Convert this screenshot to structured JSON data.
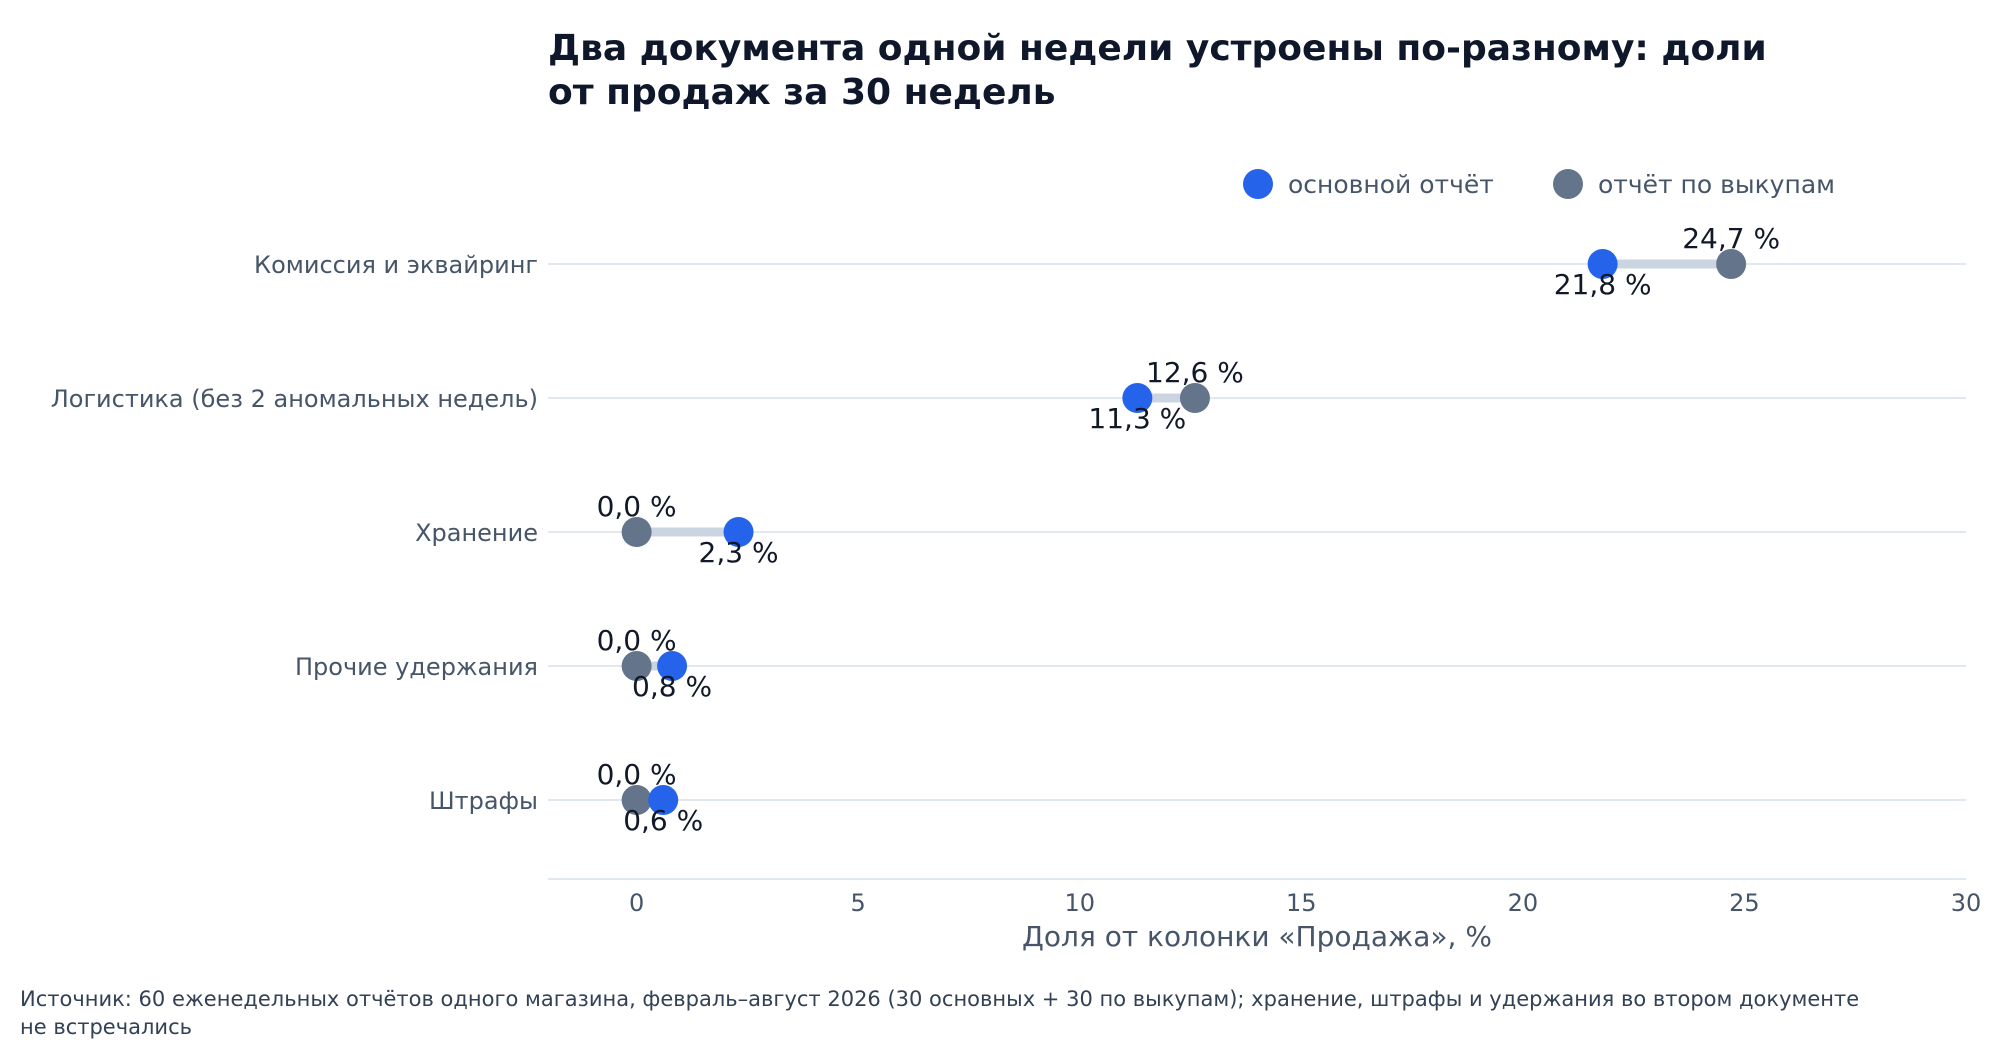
{
  "chart_data": {
    "type": "dumbbell",
    "title_lines": [
      "Два документа одной недели устроены по-разному: доли",
      "от продаж за 30 недель"
    ],
    "xlabel": "Доля от колонки «Продажа», %",
    "xlim": [
      -2,
      30
    ],
    "xticks": [
      0,
      5,
      10,
      15,
      20,
      25,
      30
    ],
    "tick_labels": [
      "0",
      "5",
      "10",
      "15",
      "20",
      "25",
      "30"
    ],
    "grid": "horizontal",
    "legend_position": "top-right",
    "categories": [
      "Комиссия и эквайринг",
      "Логистика (без 2 аномальных недель)",
      "Хранение",
      "Прочие удержания",
      "Штрафы"
    ],
    "series": [
      {
        "name": "основной отчёт",
        "color": "#2563eb",
        "values": [
          21.8,
          11.3,
          2.3,
          0.8,
          0.6
        ],
        "labels": [
          "21,8 %",
          "11,3 %",
          "2,3 %",
          "0,8 %",
          "0,6 %"
        ]
      },
      {
        "name": "отчёт по выкупам",
        "color": "#64748b",
        "values": [
          24.7,
          12.6,
          0.0,
          0.0,
          0.0
        ],
        "labels": [
          "24,7 %",
          "12,6 %",
          "0,0 %",
          "0,0 %",
          "0,0 %"
        ]
      }
    ],
    "connector_color": "#cbd5e1",
    "source_lines": [
      "Источник: 60 еженедельных отчётов одного магазина, февраль–август 2026 (30 основных + 30 по выкупам); хранение, штрафы и удержания во втором документе",
      "не встречались"
    ]
  }
}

Task brief:
Of the lines above, copy each that contains "удержания".

Response to this exercise:
      "Прочие удержания",
      "Источник: 60 еженедельных отчётов одного магазина, февраль–август 2026 (30 основных + 30 по выкупам); хранение, штрафы и удержания во втором документе",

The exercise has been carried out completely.